• _The task_: Repeat the whole listing exactly.

• _Information given_:
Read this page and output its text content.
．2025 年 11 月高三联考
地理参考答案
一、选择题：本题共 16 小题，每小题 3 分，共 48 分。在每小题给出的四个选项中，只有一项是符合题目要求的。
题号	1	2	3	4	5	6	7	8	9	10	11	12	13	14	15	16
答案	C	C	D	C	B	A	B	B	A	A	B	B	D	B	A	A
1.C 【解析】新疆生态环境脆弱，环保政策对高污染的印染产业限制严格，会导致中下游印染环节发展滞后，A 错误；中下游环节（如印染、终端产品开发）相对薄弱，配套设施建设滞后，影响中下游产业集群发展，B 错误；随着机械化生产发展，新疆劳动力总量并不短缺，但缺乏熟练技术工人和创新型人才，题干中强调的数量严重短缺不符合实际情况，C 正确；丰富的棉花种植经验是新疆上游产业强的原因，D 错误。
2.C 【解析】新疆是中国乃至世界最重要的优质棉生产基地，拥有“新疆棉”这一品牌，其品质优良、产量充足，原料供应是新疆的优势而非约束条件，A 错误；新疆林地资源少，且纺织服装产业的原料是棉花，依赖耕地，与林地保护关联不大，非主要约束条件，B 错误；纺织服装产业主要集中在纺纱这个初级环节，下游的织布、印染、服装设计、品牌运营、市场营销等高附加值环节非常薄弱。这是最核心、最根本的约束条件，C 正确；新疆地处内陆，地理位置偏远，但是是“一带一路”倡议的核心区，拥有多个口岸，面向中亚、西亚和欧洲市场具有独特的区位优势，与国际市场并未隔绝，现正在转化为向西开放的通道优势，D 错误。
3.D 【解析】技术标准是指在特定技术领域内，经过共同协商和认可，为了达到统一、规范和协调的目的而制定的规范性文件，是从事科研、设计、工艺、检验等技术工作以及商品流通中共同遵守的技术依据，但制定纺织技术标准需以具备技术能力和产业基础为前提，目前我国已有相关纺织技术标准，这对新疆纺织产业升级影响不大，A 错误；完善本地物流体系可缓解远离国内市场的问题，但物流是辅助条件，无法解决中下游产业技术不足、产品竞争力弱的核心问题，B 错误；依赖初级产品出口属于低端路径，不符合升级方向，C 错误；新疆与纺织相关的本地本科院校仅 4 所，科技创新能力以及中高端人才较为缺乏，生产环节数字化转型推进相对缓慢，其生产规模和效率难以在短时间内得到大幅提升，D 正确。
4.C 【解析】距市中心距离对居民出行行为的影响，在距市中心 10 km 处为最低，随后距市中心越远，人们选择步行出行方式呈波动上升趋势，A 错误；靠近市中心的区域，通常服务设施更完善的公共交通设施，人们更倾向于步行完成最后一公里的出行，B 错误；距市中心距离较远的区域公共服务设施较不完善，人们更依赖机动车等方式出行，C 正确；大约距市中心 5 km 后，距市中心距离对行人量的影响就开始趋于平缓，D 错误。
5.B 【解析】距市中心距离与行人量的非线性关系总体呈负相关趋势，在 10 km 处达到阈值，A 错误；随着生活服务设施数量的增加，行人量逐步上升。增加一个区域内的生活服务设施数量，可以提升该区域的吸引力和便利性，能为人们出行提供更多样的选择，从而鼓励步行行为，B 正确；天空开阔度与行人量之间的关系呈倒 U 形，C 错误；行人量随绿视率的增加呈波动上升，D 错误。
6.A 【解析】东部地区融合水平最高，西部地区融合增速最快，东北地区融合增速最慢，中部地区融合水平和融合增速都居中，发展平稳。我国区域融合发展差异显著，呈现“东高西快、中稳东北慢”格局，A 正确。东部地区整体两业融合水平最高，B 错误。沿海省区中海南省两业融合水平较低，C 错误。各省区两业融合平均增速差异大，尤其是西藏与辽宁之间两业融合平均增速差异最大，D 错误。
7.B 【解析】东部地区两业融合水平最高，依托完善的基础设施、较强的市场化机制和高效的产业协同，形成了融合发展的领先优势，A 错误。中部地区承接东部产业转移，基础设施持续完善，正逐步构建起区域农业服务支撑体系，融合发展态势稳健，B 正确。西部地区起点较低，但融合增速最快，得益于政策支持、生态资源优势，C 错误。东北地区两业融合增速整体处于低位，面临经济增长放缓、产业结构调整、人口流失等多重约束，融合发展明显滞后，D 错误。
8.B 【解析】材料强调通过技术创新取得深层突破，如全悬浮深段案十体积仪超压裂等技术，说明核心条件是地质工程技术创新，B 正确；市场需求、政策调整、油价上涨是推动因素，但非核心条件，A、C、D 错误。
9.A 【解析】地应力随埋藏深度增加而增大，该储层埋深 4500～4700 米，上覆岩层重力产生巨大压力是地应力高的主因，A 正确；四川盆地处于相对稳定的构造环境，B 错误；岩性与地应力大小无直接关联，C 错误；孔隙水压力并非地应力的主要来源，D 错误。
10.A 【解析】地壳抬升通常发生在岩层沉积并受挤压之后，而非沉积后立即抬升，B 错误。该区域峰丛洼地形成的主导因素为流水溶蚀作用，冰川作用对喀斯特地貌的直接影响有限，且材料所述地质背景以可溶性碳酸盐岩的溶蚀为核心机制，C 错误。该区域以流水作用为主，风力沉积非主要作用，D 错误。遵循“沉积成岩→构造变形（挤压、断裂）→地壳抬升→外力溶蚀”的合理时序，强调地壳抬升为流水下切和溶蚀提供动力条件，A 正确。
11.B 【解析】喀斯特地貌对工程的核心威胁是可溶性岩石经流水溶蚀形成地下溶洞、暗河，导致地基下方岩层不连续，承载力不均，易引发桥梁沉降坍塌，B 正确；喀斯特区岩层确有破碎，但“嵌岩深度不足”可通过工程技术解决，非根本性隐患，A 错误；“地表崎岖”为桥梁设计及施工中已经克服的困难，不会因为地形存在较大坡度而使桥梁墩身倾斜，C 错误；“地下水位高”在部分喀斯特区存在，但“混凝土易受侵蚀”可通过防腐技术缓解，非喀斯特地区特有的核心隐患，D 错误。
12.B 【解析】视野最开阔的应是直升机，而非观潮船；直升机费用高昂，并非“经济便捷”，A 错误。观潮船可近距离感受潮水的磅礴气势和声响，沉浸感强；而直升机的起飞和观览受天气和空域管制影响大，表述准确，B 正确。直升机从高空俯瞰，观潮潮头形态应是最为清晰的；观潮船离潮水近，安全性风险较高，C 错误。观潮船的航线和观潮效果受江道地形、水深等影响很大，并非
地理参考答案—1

• _Exercise answer_:
Read this page and output its text content.
．2025 年 11 月高三联考
地理参考答案
一、选择题：本题共 16 小题，每小题 3 分，共 48 分。在每小题给出的四个选项中，只有一项是符合题目要求的。
题号	1	2	3	4	5	6	7	8	9	10	11	12	13	14	15	16
答案	C	C	D	C	B	A	B	B	A	A	B	B	D	B	A	A
1.C 【解析】新疆生态环境脆弱，环保政策对高污染的印染产业限制严格，会导致中下游印染环节发展滞后，A 错误；中下游环节（如印染、终端产品开发）相对薄弱，配套设施建设滞后，影响中下游产业集群发展，B 错误；随着机械化生产发展，新疆劳动力总量并不短缺，但缺乏熟练技术工人和创新型人才，题干中强调的数量严重短缺不符合实际情况，C 正确；丰富的棉花种植经验是新疆上游产业强的原因，D 错误。
2.C 【解析】新疆是中国乃至世界最重要的优质棉生产基地，拥有“新疆棉”这一品牌，其品质优良、产量充足，原料供应是新疆的优势而非约束条件，A 错误；新疆林地资源少，且纺织服装产业的原料是棉花，依赖耕地，与林地保护关联不大，非主要约束条件，B 错误；纺织服装产业主要集中在纺纱这个初级环节，下游的织布、印染、服装设计、品牌运营、市场营销等高附加值环节非常薄弱。这是最核心、最根本的约束条件，C 正确；新疆地处内陆，地理位置偏远，但是是“一带一路”倡议的核心区，拥有多个口岸，面向中亚、西亚和欧洲市场具有独特的区位优势，与国际市场并未隔绝，现正在转化为向西开放的通道优势，D 错误。
3.D 【解析】技术标准是指在特定技术领域内，经过共同协商和认可，为了达到统一、规范和协调的目的而制定的规范性文件，是从事科研、设计、工艺、检验等技术工作以及商品流通中共同遵守的技术依据，但制定纺织技术标准需以具备技术能力和产业基础为前提，目前我国已有相关纺织技术标准，这对新疆纺织产业升级影响不大，A 错误；完善本地物流体系可缓解远离国内市场的问题，但物流是辅助条件，无法解决中下游产业技术不足、产品竞争力弱的核心问题，B 错误；依赖初级产品出口属于低端路径，不符合升级方向，C 错误；新疆与纺织相关的本地本科院校仅 4 所，科技创新能力以及中高端人才较为缺乏，生产环节数字化转型推进相对缓慢，其生产规模和效率难以在短时间内得到大幅提升，D 正确。
4.C 【解析】距市中心距离对居民出行行为的影响，在距市中心 10 km 处为最低，随后距市中心越远，人们选择步行出行方式呈波动上升趋势，A 错误；靠近市中心的区域，通常服务设施更完善的公共交通设施，人们更倾向于步行完成最后一公里的出行，B 错误；距市中心距离较远的区域公共服务设施较不完善，人们更依赖机动车等方式出行，C 正确；大约距市中心 5 km 后，距市中心距离对行人量的影响就开始趋于平缓，D 错误。
5.B 【解析】距市中心距离与行人量的非线性关系总体呈负相关趋势，在 10 km 处达到阈值，A 错误；随着生活服务设施数量的增加，行人量逐步上升。增加一个区域内的生活服务设施数量，可以提升该区域的吸引力和便利性，能为人们出行提供更多样的选择，从而鼓励步行行为，B 正确；天空开阔度与行人量之间的关系呈倒 U 形，C 错误；行人量随绿视率的增加呈波动上升，D 错误。
6.A 【解析】东部地区融合水平最高，西部地区融合增速最快，东北地区融合增速最慢，中部地区融合水平和融合增速都居中，发展平稳。我国区域融合发展差异显著，呈现“东高西快、中稳东北慢”格局，A 正确。东部地区整体两业融合水平最高，B 错误。沿海省区中海南省两业融合水平较低，C 错误。各省区两业融合平均增速差异大，尤其是西藏与辽宁之间两业融合平均增速差异最大，D 错误。
7.B 【解析】东部地区两业融合水平最高，依托完善的基础设施、较强的市场化机制和高效的产业协同，形成了融合发展的领先优势，A 错误。中部地区承接东部产业转移，基础设施持续完善，正逐步构建起区域农业服务支撑体系，融合发展态势稳健，B 正确。西部地区起点较低，但融合增速最快，得益于政策支持、生态资源优势，C 错误。东北地区两业融合增速整体处于低位，面临经济增长放缓、产业结构调整、人口流失等多重约束，融合发展明显滞后，D 错误。
8.B 【解析】材料强调通过技术创新取得深层突破，如全悬浮深段案十体积仪超压裂等技术，说明核心条件是地质工程技术创新，B 正确；市场需求、政策调整、油价上涨是推动因素，但非核心条件，A、C、D 错误。
9.A 【解析】地应力随埋藏深度增加而增大，该储层埋深 4500～4700 米，上覆岩层重力产生巨大压力是地应力高的主因，A 正确；四川盆地处于相对稳定的构造环境，B 错误；岩性与地应力大小无直接关联，C 错误；孔隙水压力并非地应力的主要来源，D 错误。
10.A 【解析】地壳抬升通常发生在岩层沉积并受挤压之后，而非沉积后立即抬升，B 错误。该区域峰丛洼地形成的主导因素为流水溶蚀作用，冰川作用对喀斯特地貌的直接影响有限，且材料所述地质背景以可溶性碳酸盐岩的溶蚀为核心机制，C 错误。该区域以流水作用为主，风力沉积非主要作用，D 错误。遵循“沉积成岩→构造变形（挤压、断裂）→地壳抬升→外力溶蚀”的合理时序，强调地壳抬升为流水下切和溶蚀提供动力条件，A 正确。
11.B 【解析】喀斯特地貌对工程的核心威胁是可溶性岩石经流水溶蚀形成地下溶洞、暗河，导致地基下方岩层不连续，承载力不均，易引发桥梁沉降坍塌，B 正确；喀斯特区岩层确有破碎，但“嵌岩深度不足”可通过工程技术解决，非根本性隐患，A 错误；“地表崎岖”为桥梁设计及施工中已经克服的困难，不会因为地形存在较大坡度而使桥梁墩身倾斜，C 错误；“地下水位高”在部分喀斯特区存在，但“混凝土易受侵蚀”可通过防腐技术缓解，非喀斯特地区特有的核心隐患，D 错误。
12.B 【解析】视野最开阔的应是直升机，而非观潮船；直升机费用高昂，并非“经济便捷”，A 错误。观潮船可近距离感受潮水的磅礴气势和声响，沉浸感强；而直升机的起飞和观览受天气和空域管制影响大，表述准确，B 正确。直升机从高空俯瞰，观潮潮头形态应是最为清晰的；观潮船离潮水近，安全性风险较高，C 错误。观潮船的航线和观潮效果受江道地形、水深等影响很大，并非
地理参考答案—1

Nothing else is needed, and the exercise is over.